═════ RECORDS SHOWN ═════

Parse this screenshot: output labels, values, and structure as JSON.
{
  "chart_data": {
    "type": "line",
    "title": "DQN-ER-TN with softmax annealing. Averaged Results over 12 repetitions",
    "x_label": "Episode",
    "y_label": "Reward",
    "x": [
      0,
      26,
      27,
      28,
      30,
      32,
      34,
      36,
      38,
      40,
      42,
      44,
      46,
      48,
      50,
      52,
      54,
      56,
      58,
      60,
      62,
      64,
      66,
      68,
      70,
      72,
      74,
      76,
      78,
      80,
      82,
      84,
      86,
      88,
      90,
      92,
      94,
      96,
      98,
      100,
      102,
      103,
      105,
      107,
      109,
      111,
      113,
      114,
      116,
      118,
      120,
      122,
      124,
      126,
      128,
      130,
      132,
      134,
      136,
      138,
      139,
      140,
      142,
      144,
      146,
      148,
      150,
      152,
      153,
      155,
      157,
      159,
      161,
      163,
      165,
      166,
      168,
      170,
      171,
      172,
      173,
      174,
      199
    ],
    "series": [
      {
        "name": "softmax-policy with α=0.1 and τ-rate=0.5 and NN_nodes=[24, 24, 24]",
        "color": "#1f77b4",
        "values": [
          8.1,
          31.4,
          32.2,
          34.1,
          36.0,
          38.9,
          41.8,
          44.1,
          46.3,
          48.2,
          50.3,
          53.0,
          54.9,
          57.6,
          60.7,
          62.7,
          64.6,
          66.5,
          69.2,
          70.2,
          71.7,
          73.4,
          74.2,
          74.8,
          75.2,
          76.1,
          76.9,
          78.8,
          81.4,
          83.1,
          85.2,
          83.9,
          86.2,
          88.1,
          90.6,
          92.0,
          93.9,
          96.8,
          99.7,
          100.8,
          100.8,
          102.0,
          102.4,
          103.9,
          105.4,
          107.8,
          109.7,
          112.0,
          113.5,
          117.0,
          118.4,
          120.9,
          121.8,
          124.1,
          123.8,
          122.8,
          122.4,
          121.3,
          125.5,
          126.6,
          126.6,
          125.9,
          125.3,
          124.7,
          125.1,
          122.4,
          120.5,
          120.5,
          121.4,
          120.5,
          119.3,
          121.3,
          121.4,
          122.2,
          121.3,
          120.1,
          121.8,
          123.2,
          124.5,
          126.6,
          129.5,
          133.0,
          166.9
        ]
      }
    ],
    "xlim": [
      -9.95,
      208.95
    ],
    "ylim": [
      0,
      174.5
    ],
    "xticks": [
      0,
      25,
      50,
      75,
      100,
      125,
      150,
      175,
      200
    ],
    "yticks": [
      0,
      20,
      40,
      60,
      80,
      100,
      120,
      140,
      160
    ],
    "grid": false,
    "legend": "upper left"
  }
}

═════

▶ _STATED EXERCISE_:
Repeat all the entries word for word.

▶ _RESULT OF THIS TASK_:
Parse this screenshot: output labels, values, and structure as JSON.
{
  "chart_data": {
    "type": "line",
    "title": "DQN-ER-TN with softmax annealing. Averaged Results over 12 repetitions",
    "x_label": "Episode",
    "y_label": "Reward",
    "x": [
      0,
      26,
      27,
      28,
      30,
      32,
      34,
      36,
      38,
      40,
      42,
      44,
      46,
      48,
      50,
      52,
      54,
      56,
      58,
      60,
      62,
      64,
      66,
      68,
      70,
      72,
      74,
      76,
      78,
      80,
      82,
      84,
      86,
      88,
      90,
      92,
      94,
      96,
      98,
      100,
      102,
      103,
      105,
      107,
      109,
      111,
      113,
      114,
      116,
      118,
      120,
      122,
      124,
      126,
      128,
      130,
      132,
      134,
      136,
      138,
      139,
      140,
      142,
      144,
      146,
      148,
      150,
      152,
      153,
      155,
      157,
      159,
      161,
      163,
      165,
      166,
      168,
      170,
      171,
      172,
      173,
      174,
      199
    ],
    "series": [
      {
        "name": "softmax-policy with α=0.1 and τ-rate=0.5 and NN_nodes=[24, 24, 24]",
        "color": "#1f77b4",
        "values": [
          8.1,
          31.4,
          32.2,
          34.1,
          36.0,
          38.9,
          41.8,
          44.1,
          46.3,
          48.2,
          50.3,
          53.0,
          54.9,
          57.6,
          60.7,
          62.7,
          64.6,
          66.5,
          69.2,
          70.2,
          71.7,
          73.4,
          74.2,
          74.8,
          75.2,
          76.1,
          76.9,
          78.8,
          81.4,
          83.1,
          85.2,
          83.9,
          86.2,
          88.1,
          90.6,
          92.0,
          93.9,
          96.8,
          99.7,
          100.8,
          100.8,
          102.0,
          102.4,
          103.9,
          105.4,
          107.8,
          109.7,
          112.0,
          113.5,
          117.0,
          118.4,
          120.9,
          121.8,
          124.1,
          123.8,
          122.8,
          122.4,
          121.3,
          125.5,
          126.6,
          126.6,
          125.9,
          125.3,
          124.7,
          125.1,
          122.4,
          120.5,
          120.5,
          121.4,
          120.5,
          119.3,
          121.3,
          121.4,
          122.2,
          121.3,
          120.1,
          121.8,
          123.2,
          124.5,
          126.6,
          129.5,
          133.0,
          166.9
        ]
      }
    ],
    "xlim": [
      -9.95,
      208.95
    ],
    "ylim": [
      0,
      174.5
    ],
    "xticks": [
      0,
      25,
      50,
      75,
      100,
      125,
      150,
      175,
      200
    ],
    "yticks": [
      0,
      20,
      40,
      60,
      80,
      100,
      120,
      140,
      160
    ],
    "grid": false,
    "legend": "upper left"
  }
}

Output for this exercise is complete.